(Data records)

- - - - - - -

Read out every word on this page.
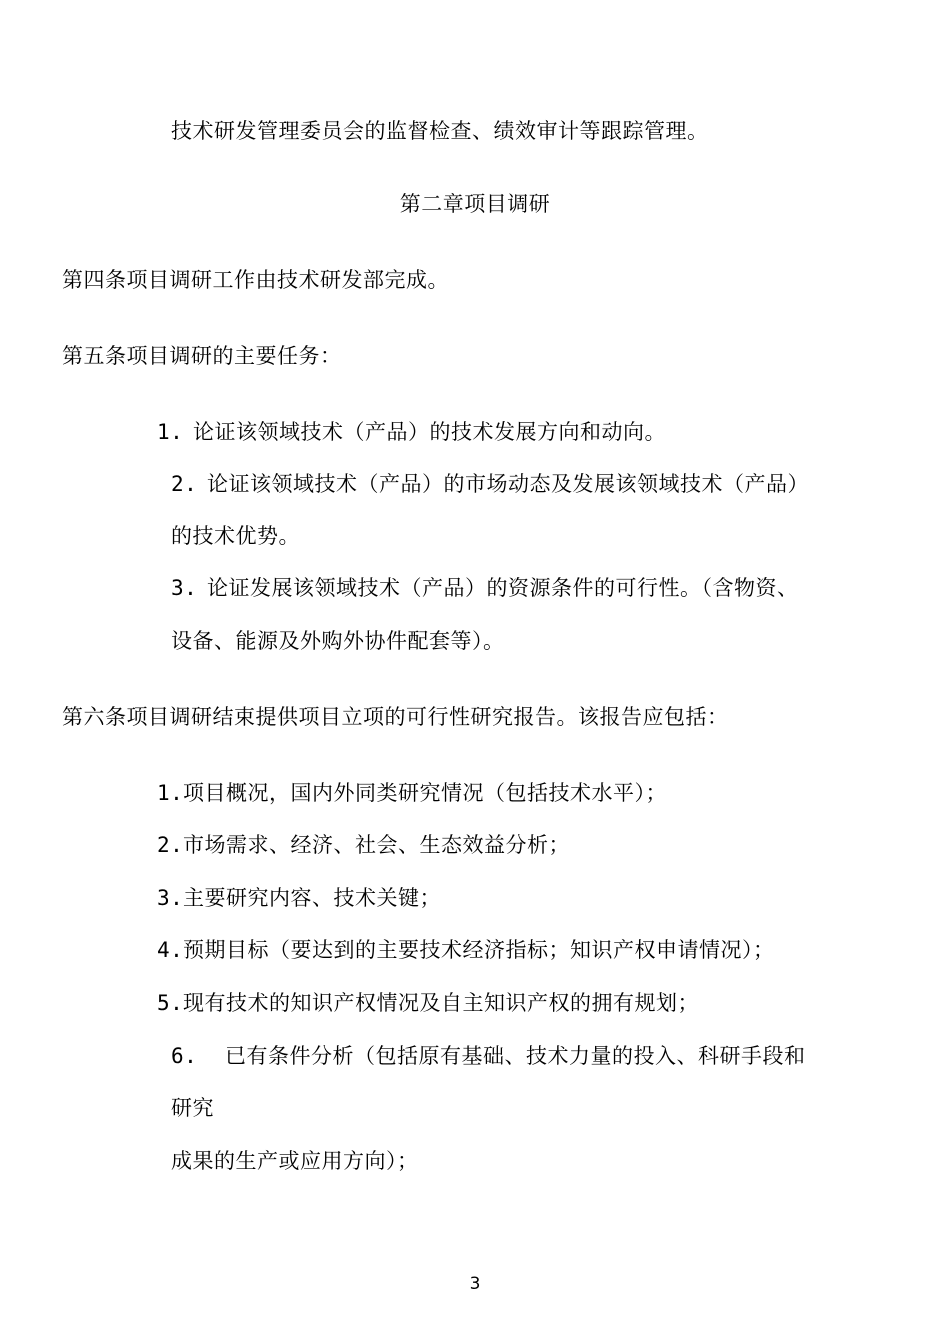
技术研发管理委员会的监督检查、绩效审计等跟踪管理。
第二章项目调研
第四条项目调研工作由技术研发部完成。
第五条项目调研的主要任务：
1. 论证该领域技术（产品）的技术发展方向和动向。
2. 论证该领域技术（产品）的市场动态及发展该领域技术（产品）
的技术优势。
3. 论证发展该领域技术（产品）的资源条件的可行性。（含物资、
设备、能源及外购外协件配套等）。
第六条项目调研结束提供项目立项的可行性研究报告。该报告应包括：
1.项目概况，国内外同类研究情况（包括技术水平）；
2.市场需求、经济、社会、生态效益分析；
3.主要研究内容、技术关键；
4.预期目标（要达到的主要技术经济指标；知识产权申请情况）；
5.现有技术的知识产权情况及自主知识产权的拥有规划；
6. 已有条件分析（包括原有基础、技术力量的投入、科研手段和
研究
成果的生产或应用方向）；
3
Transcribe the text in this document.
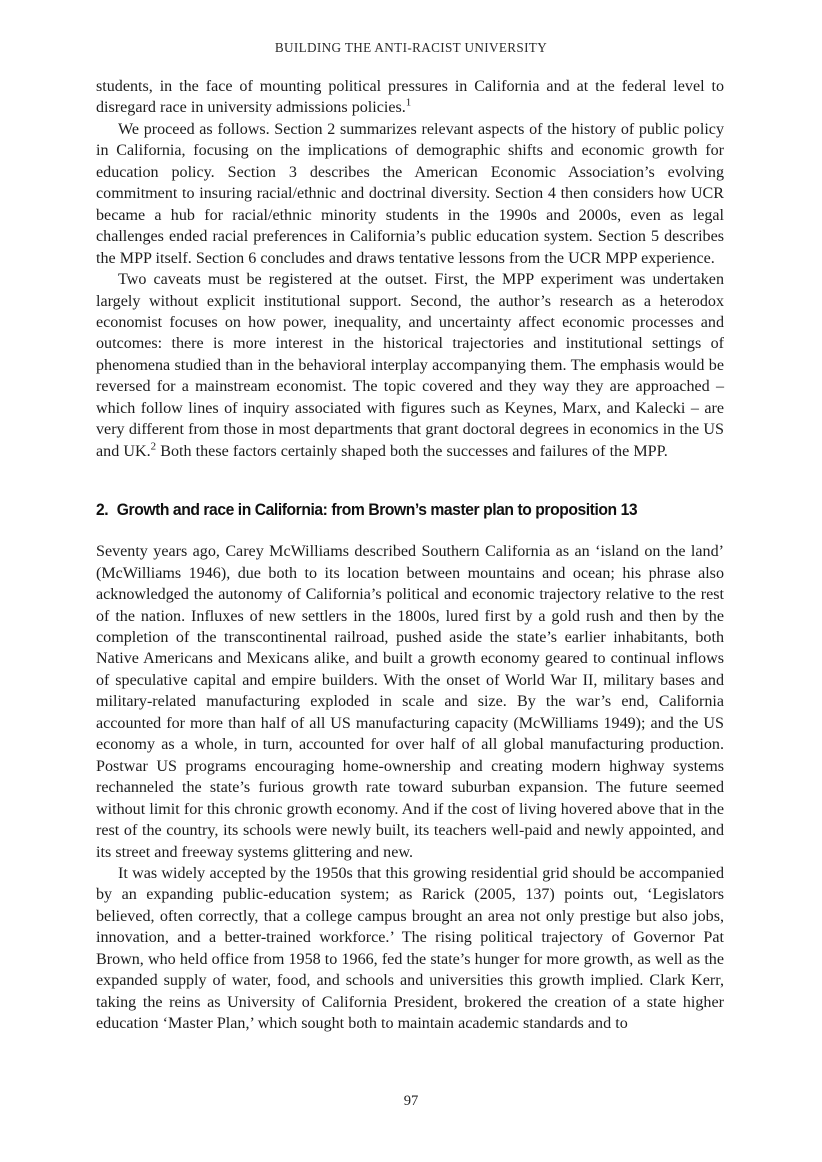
BUILDING THE ANTI-RACIST UNIVERSITY

students, in the face of mounting political pressures in California and at the federal level to disregard race in university admissions policies.$^1$

We proceed as follows. Section 2 summarizes relevant aspects of the history of public policy in California, focusing on the implications of demographic shifts and economic growth for education policy. Section 3 describes the American Economic Association’s evolving commitment to insuring racial/ethnic and doctrinal diversity. Section 4 then considers how UCR became a hub for racial/ethnic minority students in the 1990s and 2000s, even as legal challenges ended racial preferences in California’s public education system. Section 5 describes the MPP itself. Section 6 concludes and draws tentative lessons from the UCR MPP experience.

Two caveats must be registered at the outset. First, the MPP experiment was undertaken largely without explicit institutional support. Second, the author’s research as a heterodox economist focuses on how power, inequality, and uncertainty affect economic processes and outcomes: there is more interest in the historical trajectories and institutional settings of phenomena studied than in the behavioral interplay accompanying them. The emphasis would be reversed for a mainstream economist. The topic covered and they way they are approached – which follow lines of inquiry associated with figures such as Keynes, Marx, and Kalecki – are very different from those in most departments that grant doctoral degrees in economics in the US and UK.$^2$ Both these factors certainly shaped both the successes and failures of the MPP.

2. Growth and race in California: from Brown’s master plan to proposition 13

Seventy years ago, Carey McWilliams described Southern California as an ‘island on the land’ (McWilliams 1946), due both to its location between mountains and ocean; his phrase also acknowledged the autonomy of California’s political and economic trajectory relative to the rest of the nation. Influxes of new settlers in the 1800s, lured first by a gold rush and then by the completion of the transcontinental railroad, pushed aside the state’s earlier inhabitants, both Native Americans and Mexicans alike, and built a growth economy geared to continual inflows of speculative capital and empire builders. With the onset of World War II, military bases and military-related manufacturing exploded in scale and size. By the war’s end, California accounted for more than half of all US manufacturing capacity (McWilliams 1949); and the US economy as a whole, in turn, accounted for over half of all global manufacturing production. Postwar US programs encouraging home-ownership and creating modern highway systems rechanneled the state’s furious growth rate toward suburban expansion. The future seemed without limit for this chronic growth economy. And if the cost of living hovered above that in the rest of the country, its schools were newly built, its teachers well-paid and newly appointed, and its street and freeway systems glittering and new.

It was widely accepted by the 1950s that this growing residential grid should be accompanied by an expanding public-education system; as Rarick (2005, 137) points out, ‘Legislators believed, often correctly, that a college campus brought an area not only prestige but also jobs, innovation, and a better-trained workforce.’ The rising political trajectory of Governor Pat Brown, who held office from 1958 to 1966, fed the state’s hunger for more growth, as well as the expanded supply of water, food, and schools and universities this growth implied. Clark Kerr, taking the reins as University of California President, brokered the creation of a state higher education ‘Master Plan,’ which sought both to maintain academic standards and to

97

- - - - - - -

→ **YOUR OBJECTIVE**: Gather all lines where the word "students" appears.

→ **THE ANSWER**:
students, in the face of mounting political pressures in California and at the federal level to disregard race in university admissions policies.$^1$
We proceed as follows. Section 2 summarizes relevant aspects of the history of public policy in California, focusing on the implications of demographic shifts and economic growth for education policy. Section 3 describes the American Economic Association’s evolving commitment to insuring racial/ethnic and doctrinal diversity. Section 4 then considers how UCR became a hub for racial/ethnic minority students in the 1990s and 2000s, even as legal challenges ended racial preferences in California’s public education system. Section 5 describes the MPP itself. Section 6 concludes and draws tentative lessons from the UCR MPP experience.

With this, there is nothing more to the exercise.